• [Task to complete]: Count the lines below that contain the word "усулда", and reply with only that number.
>> BEGIN Dataset extract
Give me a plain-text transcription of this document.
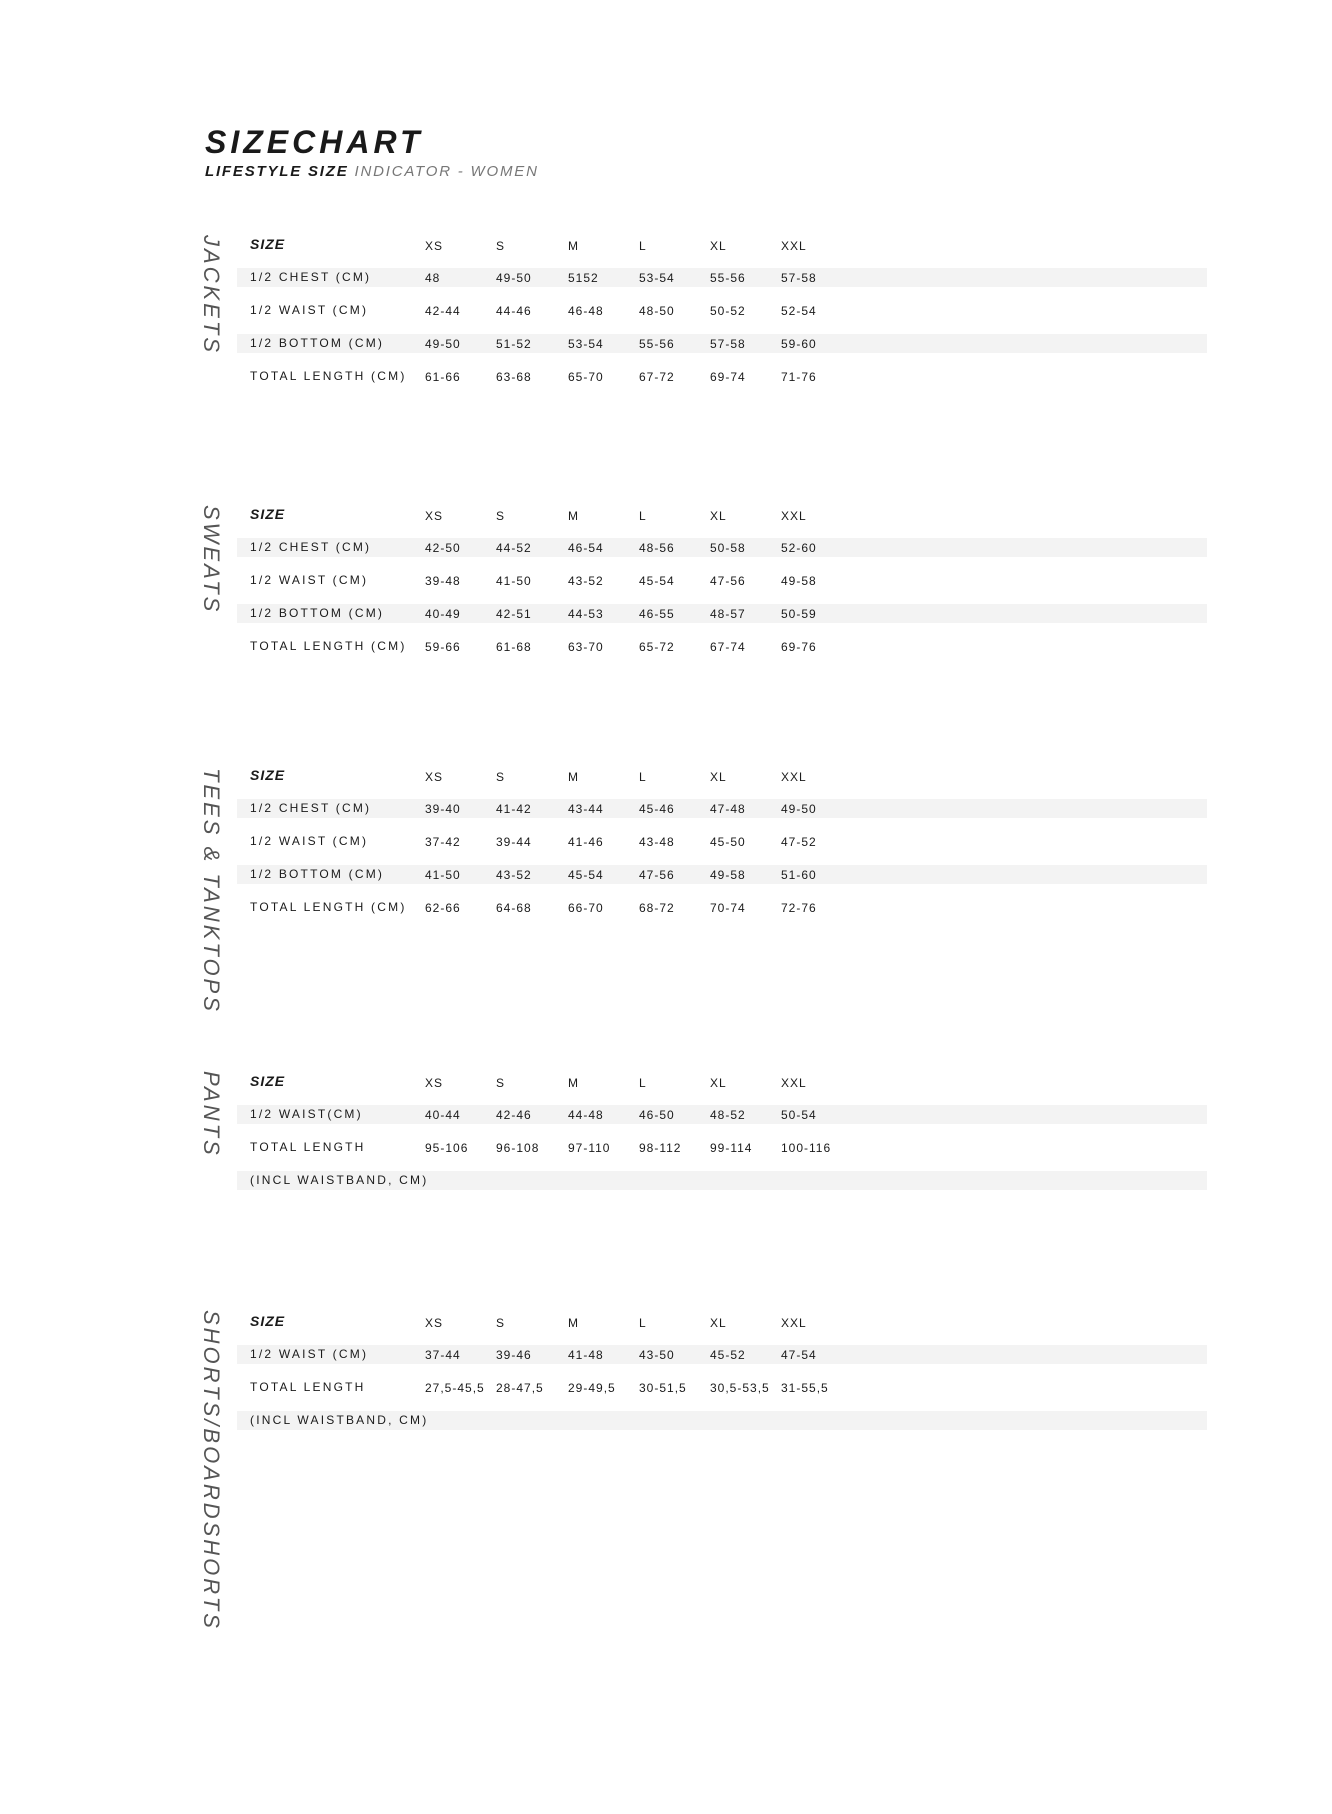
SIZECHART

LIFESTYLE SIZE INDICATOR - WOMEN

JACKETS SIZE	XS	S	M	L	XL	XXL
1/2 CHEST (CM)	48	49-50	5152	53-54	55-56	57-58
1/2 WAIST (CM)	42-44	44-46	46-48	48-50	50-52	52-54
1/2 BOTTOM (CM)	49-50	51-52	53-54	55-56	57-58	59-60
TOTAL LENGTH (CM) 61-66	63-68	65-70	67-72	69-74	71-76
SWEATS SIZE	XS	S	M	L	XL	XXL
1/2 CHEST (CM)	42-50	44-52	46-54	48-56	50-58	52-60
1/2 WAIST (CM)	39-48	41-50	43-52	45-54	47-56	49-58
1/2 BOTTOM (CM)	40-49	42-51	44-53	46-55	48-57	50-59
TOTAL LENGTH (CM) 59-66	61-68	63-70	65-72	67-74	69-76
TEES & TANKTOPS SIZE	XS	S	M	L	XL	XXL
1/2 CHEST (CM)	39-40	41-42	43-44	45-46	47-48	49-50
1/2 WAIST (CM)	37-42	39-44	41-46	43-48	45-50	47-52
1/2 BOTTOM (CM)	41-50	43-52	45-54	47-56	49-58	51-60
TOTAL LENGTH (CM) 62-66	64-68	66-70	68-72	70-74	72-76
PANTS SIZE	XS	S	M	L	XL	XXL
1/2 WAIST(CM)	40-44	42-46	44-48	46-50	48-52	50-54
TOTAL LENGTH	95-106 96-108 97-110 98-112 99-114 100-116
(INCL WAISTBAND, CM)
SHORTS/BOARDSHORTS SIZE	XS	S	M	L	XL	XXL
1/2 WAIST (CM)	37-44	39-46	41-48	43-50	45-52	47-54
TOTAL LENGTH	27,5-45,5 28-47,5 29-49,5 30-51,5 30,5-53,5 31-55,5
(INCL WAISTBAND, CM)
>> END Dataset extract
>> BEGIN Dataset extract
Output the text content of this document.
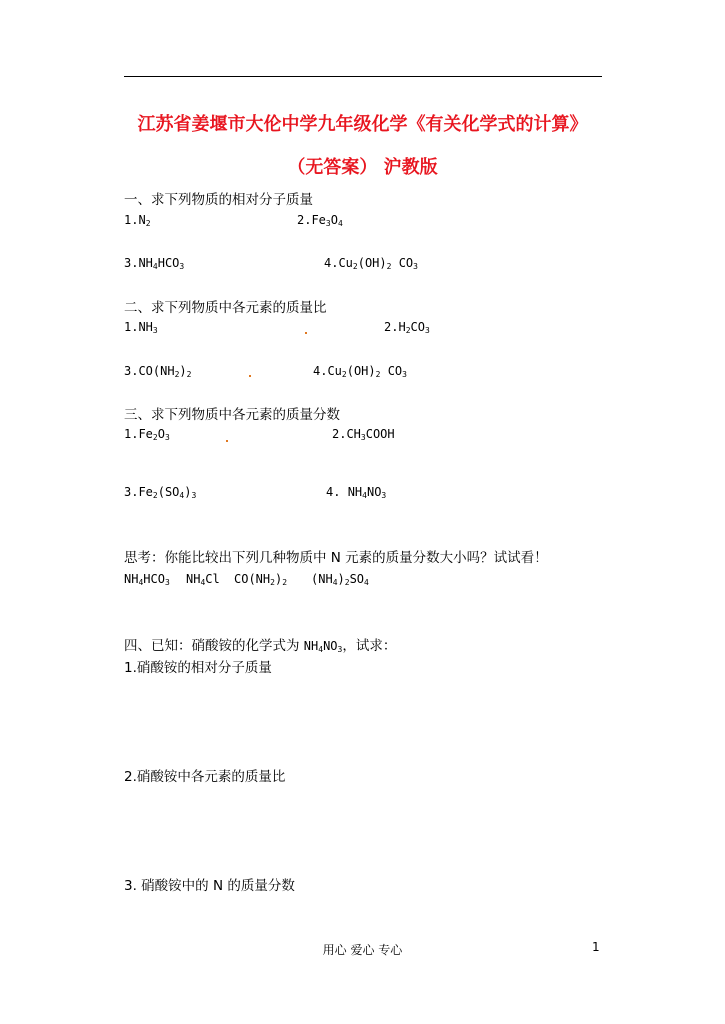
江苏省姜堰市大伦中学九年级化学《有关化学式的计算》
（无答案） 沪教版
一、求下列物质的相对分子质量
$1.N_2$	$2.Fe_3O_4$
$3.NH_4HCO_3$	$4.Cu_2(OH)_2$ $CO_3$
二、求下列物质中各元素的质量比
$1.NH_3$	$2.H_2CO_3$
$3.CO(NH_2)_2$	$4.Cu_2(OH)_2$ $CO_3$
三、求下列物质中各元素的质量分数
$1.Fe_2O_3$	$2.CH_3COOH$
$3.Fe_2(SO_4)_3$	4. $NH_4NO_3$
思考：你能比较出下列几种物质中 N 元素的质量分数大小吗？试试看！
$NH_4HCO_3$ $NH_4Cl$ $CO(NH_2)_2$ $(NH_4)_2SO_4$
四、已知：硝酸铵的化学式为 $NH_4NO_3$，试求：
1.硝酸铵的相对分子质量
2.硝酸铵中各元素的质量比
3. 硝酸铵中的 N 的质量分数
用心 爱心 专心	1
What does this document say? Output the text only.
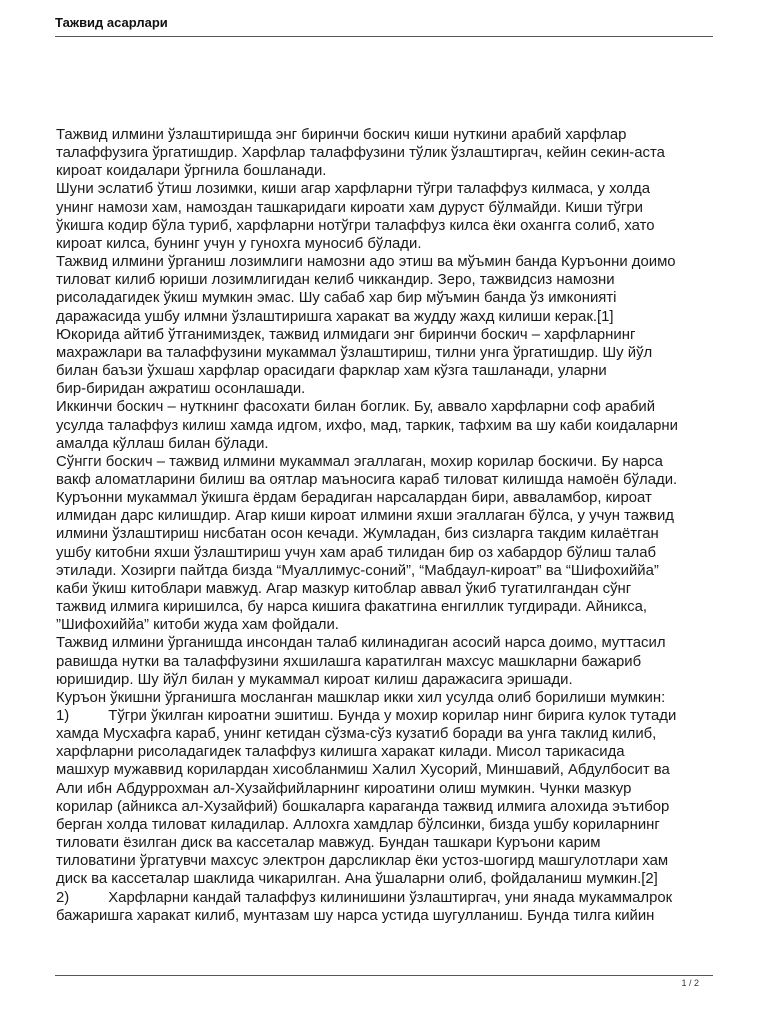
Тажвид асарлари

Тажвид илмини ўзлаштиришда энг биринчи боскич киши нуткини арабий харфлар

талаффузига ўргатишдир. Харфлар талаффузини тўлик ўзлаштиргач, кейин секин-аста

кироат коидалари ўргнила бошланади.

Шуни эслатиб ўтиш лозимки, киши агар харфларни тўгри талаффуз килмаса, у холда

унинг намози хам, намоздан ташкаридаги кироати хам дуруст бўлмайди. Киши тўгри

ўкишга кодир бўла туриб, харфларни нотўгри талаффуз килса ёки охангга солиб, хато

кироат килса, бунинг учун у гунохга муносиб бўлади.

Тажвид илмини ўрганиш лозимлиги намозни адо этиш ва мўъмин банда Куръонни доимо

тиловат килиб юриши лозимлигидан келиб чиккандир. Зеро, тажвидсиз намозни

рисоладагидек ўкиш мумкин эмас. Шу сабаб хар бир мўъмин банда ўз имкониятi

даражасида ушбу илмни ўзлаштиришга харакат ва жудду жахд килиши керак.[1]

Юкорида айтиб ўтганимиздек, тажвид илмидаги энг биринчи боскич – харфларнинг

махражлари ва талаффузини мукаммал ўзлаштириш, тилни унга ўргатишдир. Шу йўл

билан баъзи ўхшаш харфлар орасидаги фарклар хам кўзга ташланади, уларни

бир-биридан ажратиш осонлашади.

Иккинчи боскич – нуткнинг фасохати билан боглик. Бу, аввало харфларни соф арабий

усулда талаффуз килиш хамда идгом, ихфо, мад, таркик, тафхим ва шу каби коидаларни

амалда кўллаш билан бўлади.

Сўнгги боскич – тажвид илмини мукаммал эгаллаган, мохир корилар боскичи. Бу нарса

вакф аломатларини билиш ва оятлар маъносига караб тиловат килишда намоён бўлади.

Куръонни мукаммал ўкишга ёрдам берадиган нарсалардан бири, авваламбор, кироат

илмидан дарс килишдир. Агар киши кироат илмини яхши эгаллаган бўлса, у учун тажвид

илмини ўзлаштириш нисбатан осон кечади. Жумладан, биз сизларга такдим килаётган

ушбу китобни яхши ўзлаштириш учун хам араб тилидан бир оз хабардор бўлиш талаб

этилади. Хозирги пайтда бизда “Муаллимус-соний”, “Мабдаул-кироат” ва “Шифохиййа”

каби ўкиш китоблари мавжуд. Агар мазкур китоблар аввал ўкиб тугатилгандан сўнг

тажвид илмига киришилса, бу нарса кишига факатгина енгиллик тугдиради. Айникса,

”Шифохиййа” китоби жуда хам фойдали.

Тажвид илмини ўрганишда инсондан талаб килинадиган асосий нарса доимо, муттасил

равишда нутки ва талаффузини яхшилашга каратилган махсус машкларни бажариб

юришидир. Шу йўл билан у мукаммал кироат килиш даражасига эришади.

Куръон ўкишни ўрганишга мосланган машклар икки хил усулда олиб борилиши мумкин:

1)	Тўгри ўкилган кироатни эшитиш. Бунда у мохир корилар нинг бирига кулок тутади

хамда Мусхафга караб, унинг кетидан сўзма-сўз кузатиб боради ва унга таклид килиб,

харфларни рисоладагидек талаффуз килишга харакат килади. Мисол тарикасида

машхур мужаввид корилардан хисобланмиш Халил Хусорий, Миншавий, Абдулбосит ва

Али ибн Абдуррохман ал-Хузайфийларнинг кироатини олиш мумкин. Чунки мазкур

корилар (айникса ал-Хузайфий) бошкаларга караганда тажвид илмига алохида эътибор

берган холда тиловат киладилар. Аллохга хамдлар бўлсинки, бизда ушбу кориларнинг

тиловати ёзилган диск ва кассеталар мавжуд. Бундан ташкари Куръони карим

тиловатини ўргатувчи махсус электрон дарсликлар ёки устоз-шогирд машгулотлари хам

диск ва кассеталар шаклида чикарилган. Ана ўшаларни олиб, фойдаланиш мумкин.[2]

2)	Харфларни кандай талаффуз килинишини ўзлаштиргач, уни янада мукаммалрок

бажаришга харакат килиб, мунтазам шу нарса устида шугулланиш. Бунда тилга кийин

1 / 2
>> END Dataset extract
>> BEGIN Dataset extract
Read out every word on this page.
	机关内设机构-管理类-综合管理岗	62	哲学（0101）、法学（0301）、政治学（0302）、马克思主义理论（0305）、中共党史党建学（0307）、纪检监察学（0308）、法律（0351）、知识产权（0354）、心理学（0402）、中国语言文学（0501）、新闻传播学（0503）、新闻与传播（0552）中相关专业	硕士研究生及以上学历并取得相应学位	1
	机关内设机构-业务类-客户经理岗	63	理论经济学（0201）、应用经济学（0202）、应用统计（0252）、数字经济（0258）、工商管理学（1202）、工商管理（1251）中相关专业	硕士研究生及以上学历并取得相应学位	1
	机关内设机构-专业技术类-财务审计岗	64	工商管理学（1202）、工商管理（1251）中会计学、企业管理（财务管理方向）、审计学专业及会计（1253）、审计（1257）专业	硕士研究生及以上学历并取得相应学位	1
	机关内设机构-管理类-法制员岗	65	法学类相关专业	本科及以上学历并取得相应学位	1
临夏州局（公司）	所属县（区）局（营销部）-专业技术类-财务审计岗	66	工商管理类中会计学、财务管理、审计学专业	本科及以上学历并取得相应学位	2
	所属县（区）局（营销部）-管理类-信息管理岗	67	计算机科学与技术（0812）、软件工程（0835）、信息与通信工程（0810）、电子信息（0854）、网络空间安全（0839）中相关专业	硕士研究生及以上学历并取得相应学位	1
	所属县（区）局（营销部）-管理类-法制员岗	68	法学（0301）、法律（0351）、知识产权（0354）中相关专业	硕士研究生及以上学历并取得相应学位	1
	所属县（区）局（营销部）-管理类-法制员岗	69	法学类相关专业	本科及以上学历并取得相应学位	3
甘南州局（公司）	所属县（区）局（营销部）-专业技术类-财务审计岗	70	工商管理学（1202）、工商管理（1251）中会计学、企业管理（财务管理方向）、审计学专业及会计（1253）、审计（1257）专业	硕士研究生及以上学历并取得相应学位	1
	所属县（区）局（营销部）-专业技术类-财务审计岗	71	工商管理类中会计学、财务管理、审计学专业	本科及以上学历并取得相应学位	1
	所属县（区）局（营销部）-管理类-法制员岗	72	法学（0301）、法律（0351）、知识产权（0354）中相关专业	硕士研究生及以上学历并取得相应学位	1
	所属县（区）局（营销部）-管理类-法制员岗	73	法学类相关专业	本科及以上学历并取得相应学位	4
>> END Dataset extract
• [Solution for this task]: 2